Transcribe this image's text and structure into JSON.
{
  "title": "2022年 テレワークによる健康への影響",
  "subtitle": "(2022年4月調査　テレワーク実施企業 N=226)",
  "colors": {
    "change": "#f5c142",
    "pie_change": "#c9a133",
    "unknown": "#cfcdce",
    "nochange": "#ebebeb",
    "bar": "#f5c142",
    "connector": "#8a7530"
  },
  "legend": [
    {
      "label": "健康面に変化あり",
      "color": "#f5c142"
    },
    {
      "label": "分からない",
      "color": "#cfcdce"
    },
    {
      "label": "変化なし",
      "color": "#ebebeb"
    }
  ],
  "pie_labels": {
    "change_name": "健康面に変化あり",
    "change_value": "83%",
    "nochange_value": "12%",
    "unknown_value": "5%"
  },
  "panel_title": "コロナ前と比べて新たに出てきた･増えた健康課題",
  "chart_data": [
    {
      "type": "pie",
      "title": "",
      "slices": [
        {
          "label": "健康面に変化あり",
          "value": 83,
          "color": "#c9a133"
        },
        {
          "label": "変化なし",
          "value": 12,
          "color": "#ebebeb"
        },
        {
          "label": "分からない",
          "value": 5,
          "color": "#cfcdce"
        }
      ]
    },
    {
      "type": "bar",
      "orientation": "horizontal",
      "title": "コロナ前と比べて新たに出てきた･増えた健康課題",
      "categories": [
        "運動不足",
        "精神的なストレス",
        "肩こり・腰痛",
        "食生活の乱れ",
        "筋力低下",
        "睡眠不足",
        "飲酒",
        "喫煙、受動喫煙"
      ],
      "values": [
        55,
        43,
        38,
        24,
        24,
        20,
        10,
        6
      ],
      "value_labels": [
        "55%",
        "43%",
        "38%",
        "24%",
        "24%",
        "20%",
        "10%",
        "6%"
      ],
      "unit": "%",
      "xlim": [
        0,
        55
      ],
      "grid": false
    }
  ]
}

______________________________

Set task: Word for word, restate all of the data shown above.

Task result:
Transcribe this image's text and structure into JSON.
{
  "title": "2022年 テレワークによる健康への影響",
  "subtitle": "(2022年4月調査　テレワーク実施企業 N=226)",
  "colors": {
    "change": "#f5c142",
    "pie_change": "#c9a133",
    "unknown": "#cfcdce",
    "nochange": "#ebebeb",
    "bar": "#f5c142",
    "connector": "#8a7530"
  },
  "legend": [
    {
      "label": "健康面に変化あり",
      "color": "#f5c142"
    },
    {
      "label": "分からない",
      "color": "#cfcdce"
    },
    {
      "label": "変化なし",
      "color": "#ebebeb"
    }
  ],
  "pie_labels": {
    "change_name": "健康面に変化あり",
    "change_value": "83%",
    "nochange_value": "12%",
    "unknown_value": "5%"
  },
  "panel_title": "コロナ前と比べて新たに出てきた･増えた健康課題",
  "chart_data": [
    {
      "type": "pie",
      "title": "",
      "slices": [
        {
          "label": "健康面に変化あり",
          "value": 83,
          "color": "#c9a133"
        },
        {
          "label": "変化なし",
          "value": 12,
          "color": "#ebebeb"
        },
        {
          "label": "分からない",
          "value": 5,
          "color": "#cfcdce"
        }
      ]
    },
    {
      "type": "bar",
      "orientation": "horizontal",
      "title": "コロナ前と比べて新たに出てきた･増えた健康課題",
      "categories": [
        "運動不足",
        "精神的なストレス",
        "肩こり・腰痛",
        "食生活の乱れ",
        "筋力低下",
        "睡眠不足",
        "飲酒",
        "喫煙、受動喫煙"
      ],
      "values": [
        55,
        43,
        38,
        24,
        24,
        20,
        10,
        6
      ],
      "value_labels": [
        "55%",
        "43%",
        "38%",
        "24%",
        "24%",
        "20%",
        "10%",
        "6%"
      ],
      "unit": "%",
      "xlim": [
        0,
        55
      ],
      "grid": false
    }
  ]
}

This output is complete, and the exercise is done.